▶ **KUTIPAN PILIHAN**:
┌──
Puteri
Malu
Sesuai
namanya, dia memang malu-malu. Awalnya aku tidak tahu kalau tumbuhan itu adalah
puteri malu. Untuk memastikannya aku menyentuh salah satu daunnya. Daun itu pun
merunduk seketika, malu-malu. Benarlah tumbuhan itu adalah puteri malu. Aku
tertarik memandangnya lantaran terpesona pada kembangnya yang indah, berwarna
putih dengan bintik-bintik merah muda yang dipadu dengan kombinasi warna hijau
pada daun-daunnya. “Hemmm…Tuhan sungguh hebat. Dia membatiknya sampai seindah
ini”, aku bergumam. Ada seekor lebah yang hinggap dan menari-nari di
kembang-kembangnya. Rupanya si puteri malu juga bermadu. Aku memperhatikan
duri-duri pada batangnya.
Aku
tersadar. Aku ingat seseorang. Bertemu puteri malu pagi ini seperti aku bertemu
dengan dirinya. Dirinya yang indah penuh pesona oleh karena kepribadian, bakat
dan kemampuan yang dimilikinya. Dirinya yang dilumuri oleh pengalaman “duri”
dalam perjalanan hidupnya. Dirinya yang kadang merunduk malu tatkala
kekurangannya “disentuh”.
Walaupun
duri identik dengan luka tetapi duri tidak selalu melukai. Duri bisa menjadi
cambuk pelecut semangatnya. Pengalaman-pengalaman “duri” dalam hidupnya telah
mendewasakan dia menjadi pribadi sebagaimana adanya dia sekarang. Dia malu pada
kekurangannya berarti dia menyadari keterbatasannya. Dia menjadi rendah hati
menerima dirinya yang apa adanya.
Akulah
si dia yang kujumpai pagi ini. Tuhan, terima kasih karena Kau telah
mempertemukan aku dengan diriku melalui perjumpaanku dengan si puteri malu.
Pembakaran
(di tempat ini segala sesuatu berakhir)
└──
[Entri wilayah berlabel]
┌──
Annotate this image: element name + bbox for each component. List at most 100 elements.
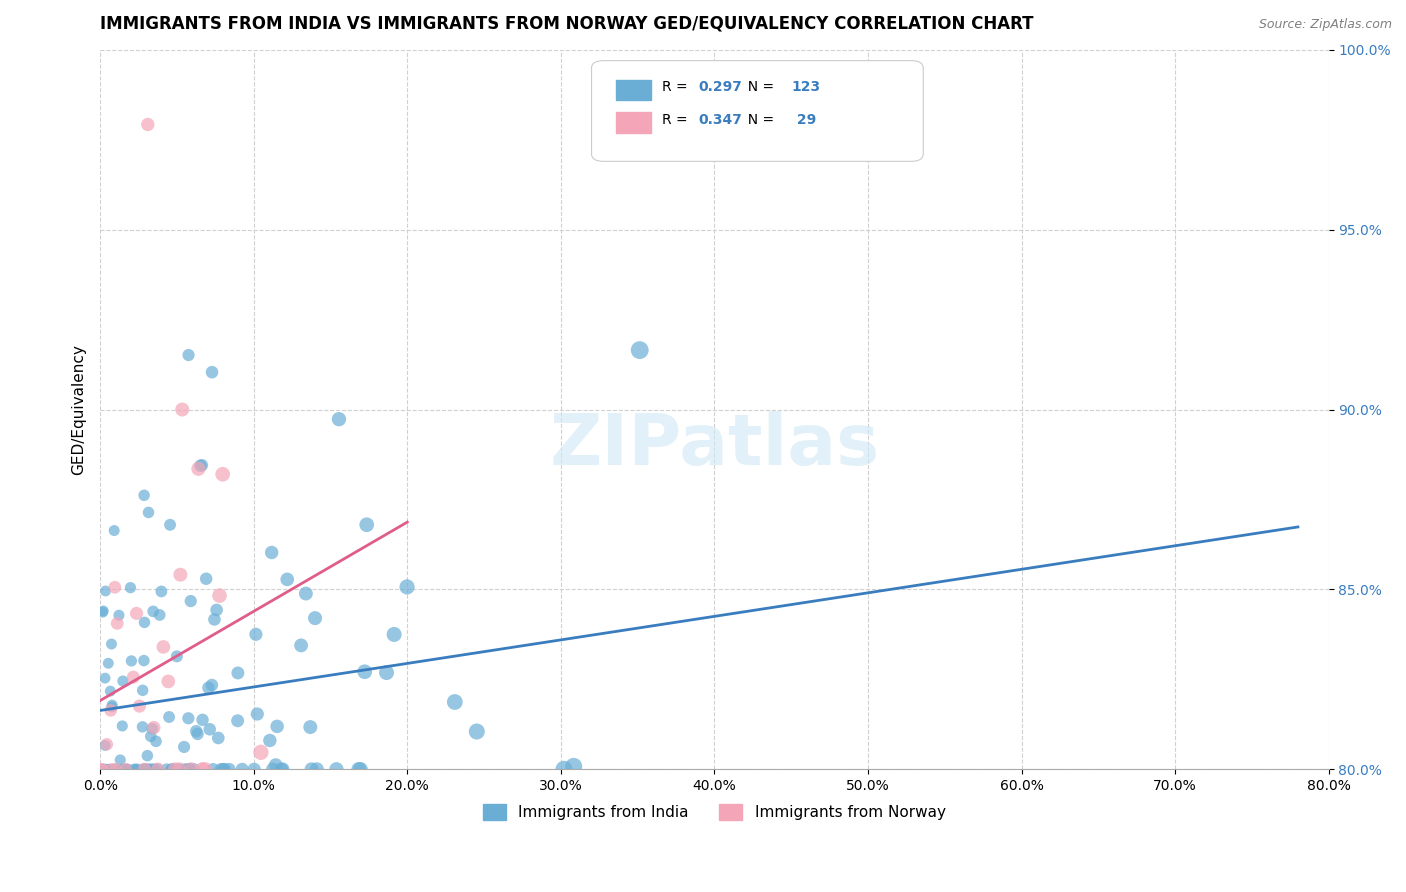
Point — [139, 729, 162, 743]
Point — [211, 467, 233, 482]
Point — [142, 604, 165, 618]
Point — [443, 695, 465, 709]
Text: 29: 29 — [792, 113, 815, 128]
Point — [628, 343, 651, 358]
Point — [202, 762, 225, 776]
Point — [114, 762, 136, 776]
Point — [94, 584, 117, 599]
Legend: Immigrants from India, Immigrants from Norway: Immigrants from India, Immigrants from N… — [477, 798, 952, 826]
Point — [94, 739, 117, 753]
Point — [349, 762, 371, 776]
Point — [180, 594, 202, 608]
Point — [90, 762, 112, 776]
Point — [136, 748, 159, 763]
Point — [103, 762, 125, 776]
Bar — [616, 80, 651, 100]
Point — [132, 762, 155, 776]
Point — [127, 762, 149, 776]
Point — [396, 580, 419, 594]
Point — [169, 567, 191, 582]
Text: Source: ZipAtlas.com: Source: ZipAtlas.com — [1258, 18, 1392, 31]
Point — [117, 762, 139, 776]
Point — [177, 762, 200, 776]
Point — [143, 762, 166, 776]
Point — [135, 762, 157, 776]
Point — [301, 762, 323, 776]
Point — [204, 612, 226, 626]
Point — [201, 365, 224, 379]
Point — [100, 637, 122, 651]
Point — [172, 402, 194, 417]
Point — [290, 639, 312, 653]
Point — [259, 733, 281, 747]
Point — [186, 724, 208, 739]
Point — [94, 671, 117, 685]
Point — [174, 762, 197, 776]
Point — [163, 762, 186, 776]
Point — [131, 720, 153, 734]
Point — [270, 762, 292, 776]
Point — [146, 762, 169, 776]
Text: 0.297: 0.297 — [699, 80, 742, 95]
Point — [111, 674, 134, 689]
Point — [125, 607, 148, 621]
Point — [180, 762, 202, 776]
Point — [122, 670, 145, 684]
Point — [177, 348, 200, 362]
Point — [295, 586, 318, 600]
Point — [166, 649, 188, 664]
Point — [111, 719, 134, 733]
Bar — [616, 112, 651, 133]
Point — [195, 572, 218, 586]
Point — [266, 719, 288, 733]
Point — [347, 762, 370, 776]
Point — [117, 762, 139, 776]
Point — [208, 589, 231, 603]
Point — [328, 412, 350, 426]
Point — [136, 118, 159, 132]
Point — [136, 762, 159, 776]
Point — [207, 731, 229, 745]
Point — [188, 458, 211, 473]
Point — [96, 762, 118, 776]
Text: N =: N = — [740, 80, 779, 95]
Point — [198, 723, 221, 737]
Point — [325, 762, 347, 776]
Point — [132, 762, 155, 776]
Point — [94, 762, 117, 776]
Point — [250, 745, 273, 759]
Point — [138, 762, 160, 776]
Text: 123: 123 — [792, 80, 821, 95]
Point — [150, 584, 173, 599]
Point — [157, 710, 180, 724]
Point — [160, 762, 183, 776]
Point — [155, 762, 177, 776]
Point — [96, 737, 118, 751]
Point — [183, 762, 205, 776]
Point — [134, 762, 156, 776]
Point — [157, 674, 180, 689]
Point — [139, 762, 162, 776]
Point — [105, 616, 128, 631]
Point — [149, 607, 172, 622]
Point — [146, 762, 169, 776]
Point — [110, 753, 132, 767]
Point — [101, 698, 124, 712]
Point — [108, 608, 131, 623]
Point — [465, 724, 488, 739]
Text: 0.347: 0.347 — [699, 113, 742, 128]
Point — [100, 703, 122, 717]
Point — [97, 657, 120, 671]
Point — [214, 762, 236, 776]
Point — [276, 573, 298, 587]
Point — [226, 714, 249, 728]
Point — [260, 545, 283, 559]
Point — [169, 762, 191, 776]
Point — [187, 727, 209, 741]
Point — [212, 762, 235, 776]
Point — [134, 615, 156, 630]
Point — [177, 762, 200, 776]
Point — [226, 665, 249, 680]
Point — [304, 611, 326, 625]
Point — [191, 713, 214, 727]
└──
▶ **YANG DIKERJAKAN**:
1. Tuliskan kembali bagian teks tentang puteri malu, semuanya mulai dari "dalam perjalanan hidupnya." terus sampai "yang apa adanya.".
2. Menurut teks tentang puteri malu, apa warna kembang tumbuhan itu?
Catatan di atas tidak diperlukan.

▶ **HASIL TIAP TUGAS**:
1.
dalam perjalanan hidupnya. Dirinya yang kadang merunduk malu tatkala
kekurangannya “disentuh”.
Walaupun
duri identik dengan luka tetapi duri tidak selalu melukai. Duri bisa menjadi
cambuk pelecut semangatnya. Pengalaman-pengalaman “duri” dalam hidupnya telah
mendewasakan dia menjadi pribadi sebagaimana adanya dia sekarang. Dia malu pada
kekurangannya berarti dia menyadari keterbatasannya. Dia menjadi rendah hati
menerima dirinya yang apa adanya.

2. Putih dengan bintik-bintik merah muda.